**Exercise objective**
Separate out the lines that hold "Поставь".

⟨

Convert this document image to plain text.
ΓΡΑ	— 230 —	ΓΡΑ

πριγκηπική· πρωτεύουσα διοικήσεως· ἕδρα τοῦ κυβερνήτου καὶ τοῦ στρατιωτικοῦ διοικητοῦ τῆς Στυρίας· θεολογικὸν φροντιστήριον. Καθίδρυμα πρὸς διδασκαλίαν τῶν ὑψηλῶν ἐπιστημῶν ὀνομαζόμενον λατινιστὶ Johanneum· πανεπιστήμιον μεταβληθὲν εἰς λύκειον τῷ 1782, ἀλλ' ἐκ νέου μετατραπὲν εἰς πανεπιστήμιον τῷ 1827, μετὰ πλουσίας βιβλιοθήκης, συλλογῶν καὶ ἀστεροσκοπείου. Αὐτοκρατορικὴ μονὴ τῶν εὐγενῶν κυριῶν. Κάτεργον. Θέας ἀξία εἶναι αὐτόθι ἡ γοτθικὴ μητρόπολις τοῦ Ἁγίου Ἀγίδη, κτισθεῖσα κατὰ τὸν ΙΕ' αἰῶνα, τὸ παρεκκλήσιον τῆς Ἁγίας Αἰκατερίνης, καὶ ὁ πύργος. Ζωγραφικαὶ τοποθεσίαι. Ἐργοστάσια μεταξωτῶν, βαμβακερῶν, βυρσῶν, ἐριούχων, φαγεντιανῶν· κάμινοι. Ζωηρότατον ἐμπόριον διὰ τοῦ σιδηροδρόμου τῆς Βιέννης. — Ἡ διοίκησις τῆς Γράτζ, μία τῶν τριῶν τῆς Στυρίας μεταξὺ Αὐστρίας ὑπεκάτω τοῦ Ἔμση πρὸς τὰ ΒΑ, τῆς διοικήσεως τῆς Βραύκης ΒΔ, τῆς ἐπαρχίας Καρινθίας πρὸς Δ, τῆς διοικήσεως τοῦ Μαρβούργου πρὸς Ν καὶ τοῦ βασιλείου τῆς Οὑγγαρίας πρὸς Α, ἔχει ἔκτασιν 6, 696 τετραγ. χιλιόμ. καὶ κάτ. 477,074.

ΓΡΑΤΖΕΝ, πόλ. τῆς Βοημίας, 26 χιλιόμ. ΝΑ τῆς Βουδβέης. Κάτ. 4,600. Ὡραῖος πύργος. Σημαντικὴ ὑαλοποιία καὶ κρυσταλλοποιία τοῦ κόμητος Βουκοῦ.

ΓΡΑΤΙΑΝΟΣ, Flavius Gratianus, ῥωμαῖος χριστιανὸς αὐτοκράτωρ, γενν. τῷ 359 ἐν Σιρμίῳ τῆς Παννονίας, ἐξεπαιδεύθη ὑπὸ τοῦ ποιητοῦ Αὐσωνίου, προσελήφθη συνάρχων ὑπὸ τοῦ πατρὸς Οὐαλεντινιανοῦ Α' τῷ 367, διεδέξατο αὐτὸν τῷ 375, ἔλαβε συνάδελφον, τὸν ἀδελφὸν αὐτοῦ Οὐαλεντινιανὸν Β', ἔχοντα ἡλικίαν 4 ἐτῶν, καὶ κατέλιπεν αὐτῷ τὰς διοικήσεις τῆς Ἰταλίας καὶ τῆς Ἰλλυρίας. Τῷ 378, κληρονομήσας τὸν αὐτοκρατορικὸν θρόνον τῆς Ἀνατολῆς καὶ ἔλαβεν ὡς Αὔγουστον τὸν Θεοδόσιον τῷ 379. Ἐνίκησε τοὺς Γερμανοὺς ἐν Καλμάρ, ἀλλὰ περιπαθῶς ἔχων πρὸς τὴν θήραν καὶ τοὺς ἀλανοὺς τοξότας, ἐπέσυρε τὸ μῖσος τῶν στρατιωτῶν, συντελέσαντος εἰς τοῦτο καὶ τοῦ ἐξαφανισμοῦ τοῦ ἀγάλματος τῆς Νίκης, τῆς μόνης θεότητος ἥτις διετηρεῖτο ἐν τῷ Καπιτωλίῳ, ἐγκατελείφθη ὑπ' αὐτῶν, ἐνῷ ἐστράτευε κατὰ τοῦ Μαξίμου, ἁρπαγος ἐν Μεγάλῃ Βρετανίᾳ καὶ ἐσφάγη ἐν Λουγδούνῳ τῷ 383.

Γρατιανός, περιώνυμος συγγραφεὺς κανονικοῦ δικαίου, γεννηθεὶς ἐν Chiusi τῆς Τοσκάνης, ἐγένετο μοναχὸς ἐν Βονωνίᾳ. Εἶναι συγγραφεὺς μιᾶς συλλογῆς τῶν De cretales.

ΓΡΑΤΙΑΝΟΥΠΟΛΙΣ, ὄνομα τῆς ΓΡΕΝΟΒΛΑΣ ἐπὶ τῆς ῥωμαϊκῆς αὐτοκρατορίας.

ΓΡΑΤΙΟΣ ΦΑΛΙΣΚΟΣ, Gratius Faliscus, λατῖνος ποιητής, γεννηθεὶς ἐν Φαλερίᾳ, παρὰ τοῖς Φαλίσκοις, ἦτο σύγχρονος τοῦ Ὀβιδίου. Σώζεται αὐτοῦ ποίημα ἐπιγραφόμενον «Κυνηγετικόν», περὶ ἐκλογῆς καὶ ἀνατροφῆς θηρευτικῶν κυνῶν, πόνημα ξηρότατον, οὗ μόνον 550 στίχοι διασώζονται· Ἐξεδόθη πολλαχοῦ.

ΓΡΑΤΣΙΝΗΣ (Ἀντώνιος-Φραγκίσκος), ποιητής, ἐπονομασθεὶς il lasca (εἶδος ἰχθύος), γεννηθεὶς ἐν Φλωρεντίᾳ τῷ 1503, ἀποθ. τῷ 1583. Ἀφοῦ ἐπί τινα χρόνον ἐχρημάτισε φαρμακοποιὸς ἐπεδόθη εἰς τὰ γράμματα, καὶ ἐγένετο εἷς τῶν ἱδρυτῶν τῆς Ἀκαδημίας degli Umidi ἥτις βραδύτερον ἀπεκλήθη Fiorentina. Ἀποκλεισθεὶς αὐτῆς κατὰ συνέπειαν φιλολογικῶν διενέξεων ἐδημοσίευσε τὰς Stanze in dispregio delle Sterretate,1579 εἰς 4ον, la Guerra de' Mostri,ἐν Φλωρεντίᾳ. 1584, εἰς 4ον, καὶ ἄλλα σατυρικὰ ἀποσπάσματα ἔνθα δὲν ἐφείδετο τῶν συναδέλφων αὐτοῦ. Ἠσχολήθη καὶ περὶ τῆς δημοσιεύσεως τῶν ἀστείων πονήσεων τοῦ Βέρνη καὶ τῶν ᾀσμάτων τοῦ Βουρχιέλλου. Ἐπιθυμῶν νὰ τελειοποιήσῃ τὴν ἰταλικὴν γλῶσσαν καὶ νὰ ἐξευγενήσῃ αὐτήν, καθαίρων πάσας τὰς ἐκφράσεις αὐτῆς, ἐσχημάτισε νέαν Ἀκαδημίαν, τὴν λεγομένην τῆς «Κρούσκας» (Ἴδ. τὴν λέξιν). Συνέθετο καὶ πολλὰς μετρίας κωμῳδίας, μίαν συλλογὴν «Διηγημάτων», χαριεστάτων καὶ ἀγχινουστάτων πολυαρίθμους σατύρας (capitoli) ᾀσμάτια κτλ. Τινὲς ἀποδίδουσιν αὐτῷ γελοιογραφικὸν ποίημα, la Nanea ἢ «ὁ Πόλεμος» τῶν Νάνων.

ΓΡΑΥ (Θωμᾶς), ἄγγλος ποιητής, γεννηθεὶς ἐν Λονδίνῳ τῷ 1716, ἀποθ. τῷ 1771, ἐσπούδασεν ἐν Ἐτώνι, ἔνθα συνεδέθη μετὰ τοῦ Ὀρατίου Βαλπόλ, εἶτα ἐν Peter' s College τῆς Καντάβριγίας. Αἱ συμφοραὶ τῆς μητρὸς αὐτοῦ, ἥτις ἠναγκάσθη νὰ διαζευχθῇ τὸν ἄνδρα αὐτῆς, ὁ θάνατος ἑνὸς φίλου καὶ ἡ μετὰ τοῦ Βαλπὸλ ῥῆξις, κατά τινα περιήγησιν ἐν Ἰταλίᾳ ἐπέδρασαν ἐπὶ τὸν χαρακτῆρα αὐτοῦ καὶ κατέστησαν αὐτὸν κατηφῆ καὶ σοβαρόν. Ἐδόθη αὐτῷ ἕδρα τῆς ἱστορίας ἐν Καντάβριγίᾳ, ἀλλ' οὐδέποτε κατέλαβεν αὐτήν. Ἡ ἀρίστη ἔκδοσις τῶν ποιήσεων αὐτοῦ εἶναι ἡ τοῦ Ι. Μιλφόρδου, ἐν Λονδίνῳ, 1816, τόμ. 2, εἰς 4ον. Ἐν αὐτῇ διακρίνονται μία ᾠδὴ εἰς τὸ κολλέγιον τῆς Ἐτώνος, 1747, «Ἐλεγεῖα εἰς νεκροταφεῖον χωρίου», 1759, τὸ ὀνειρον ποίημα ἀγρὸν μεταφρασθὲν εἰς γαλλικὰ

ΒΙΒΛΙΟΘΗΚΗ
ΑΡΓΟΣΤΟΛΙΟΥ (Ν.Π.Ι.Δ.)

⟩
⟨

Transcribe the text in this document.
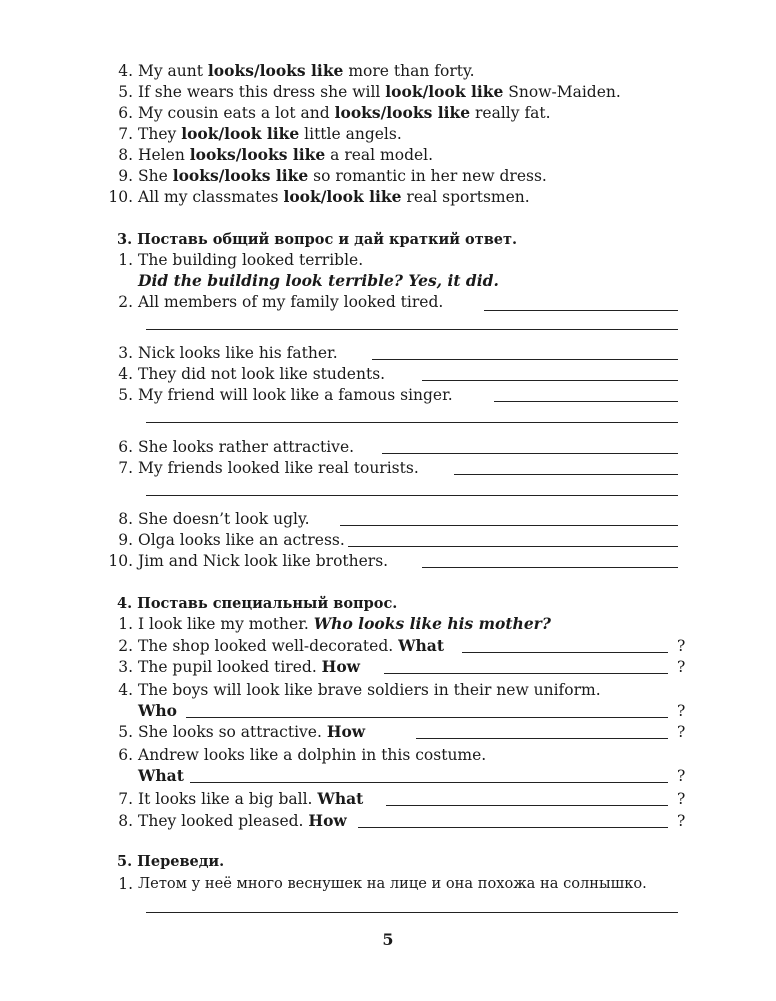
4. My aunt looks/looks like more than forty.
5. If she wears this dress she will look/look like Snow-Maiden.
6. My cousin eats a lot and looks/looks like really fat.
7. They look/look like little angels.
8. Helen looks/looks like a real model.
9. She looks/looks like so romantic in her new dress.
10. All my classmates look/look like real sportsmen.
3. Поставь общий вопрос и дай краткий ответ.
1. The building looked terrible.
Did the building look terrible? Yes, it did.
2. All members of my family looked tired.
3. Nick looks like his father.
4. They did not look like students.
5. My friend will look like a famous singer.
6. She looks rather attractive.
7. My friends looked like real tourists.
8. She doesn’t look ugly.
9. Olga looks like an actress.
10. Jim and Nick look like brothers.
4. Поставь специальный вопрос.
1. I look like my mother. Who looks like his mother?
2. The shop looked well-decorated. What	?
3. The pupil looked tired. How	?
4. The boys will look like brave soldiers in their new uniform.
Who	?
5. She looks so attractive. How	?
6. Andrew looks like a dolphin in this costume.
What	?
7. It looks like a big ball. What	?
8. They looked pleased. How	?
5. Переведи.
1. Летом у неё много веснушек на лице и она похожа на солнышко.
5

⟩

**Solution to this problem**
3. Поставь общий вопрос и дай краткий ответ.
4. Поставь специальный вопрос.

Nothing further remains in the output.